• **Set exercise**:
All of the data should be output character for character, except the pictures.
## START Supplied data
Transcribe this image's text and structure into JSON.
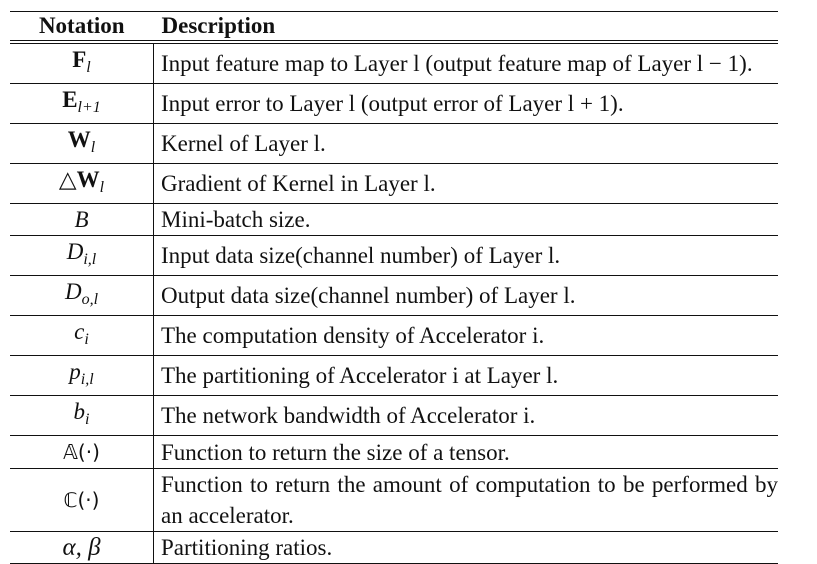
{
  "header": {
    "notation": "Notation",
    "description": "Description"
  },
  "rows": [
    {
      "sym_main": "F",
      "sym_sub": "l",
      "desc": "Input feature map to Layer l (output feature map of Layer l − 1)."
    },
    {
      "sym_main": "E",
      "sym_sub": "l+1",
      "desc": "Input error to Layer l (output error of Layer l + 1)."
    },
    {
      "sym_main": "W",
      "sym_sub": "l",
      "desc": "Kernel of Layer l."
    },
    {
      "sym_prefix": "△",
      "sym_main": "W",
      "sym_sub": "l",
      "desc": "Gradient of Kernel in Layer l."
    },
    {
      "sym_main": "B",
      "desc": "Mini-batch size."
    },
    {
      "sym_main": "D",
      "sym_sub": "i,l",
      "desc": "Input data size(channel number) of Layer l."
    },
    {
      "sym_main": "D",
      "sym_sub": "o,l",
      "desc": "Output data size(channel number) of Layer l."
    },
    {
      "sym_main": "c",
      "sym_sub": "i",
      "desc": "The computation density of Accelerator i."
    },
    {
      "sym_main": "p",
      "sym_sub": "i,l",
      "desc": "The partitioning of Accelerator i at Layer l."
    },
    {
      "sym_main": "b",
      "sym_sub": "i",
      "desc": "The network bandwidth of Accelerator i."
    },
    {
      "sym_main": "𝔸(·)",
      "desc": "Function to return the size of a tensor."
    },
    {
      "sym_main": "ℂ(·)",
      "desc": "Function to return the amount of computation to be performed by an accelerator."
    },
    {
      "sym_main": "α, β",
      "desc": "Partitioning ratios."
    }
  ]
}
## END Supplied data
• **Result for this exercise**:
Transcribe this image's text and structure into JSON.
{
  "header": {
    "notation": "Notation",
    "description": "Description"
  },
  "rows": [
    {
      "sym_main": "F",
      "sym_sub": "l",
      "desc": "Input feature map to Layer l (output feature map of Layer l − 1)."
    },
    {
      "sym_main": "E",
      "sym_sub": "l+1",
      "desc": "Input error to Layer l (output error of Layer l + 1)."
    },
    {
      "sym_main": "W",
      "sym_sub": "l",
      "desc": "Kernel of Layer l."
    },
    {
      "sym_prefix": "△",
      "sym_main": "W",
      "sym_sub": "l",
      "desc": "Gradient of Kernel in Layer l."
    },
    {
      "sym_main": "B",
      "desc": "Mini-batch size."
    },
    {
      "sym_main": "D",
      "sym_sub": "i,l",
      "desc": "Input data size(channel number) of Layer l."
    },
    {
      "sym_main": "D",
      "sym_sub": "o,l",
      "desc": "Output data size(channel number) of Layer l."
    },
    {
      "sym_main": "c",
      "sym_sub": "i",
      "desc": "The computation density of Accelerator i."
    },
    {
      "sym_main": "p",
      "sym_sub": "i,l",
      "desc": "The partitioning of Accelerator i at Layer l."
    },
    {
      "sym_main": "b",
      "sym_sub": "i",
      "desc": "The network bandwidth of Accelerator i."
    },
    {
      "sym_main": "𝔸(·)",
      "desc": "Function to return the size of a tensor."
    },
    {
      "sym_main": "ℂ(·)",
      "desc": "Function to return the amount of computation to be performed by an accelerator."
    },
    {
      "sym_main": "α, β",
      "desc": "Partitioning ratios."
    }
  ]
}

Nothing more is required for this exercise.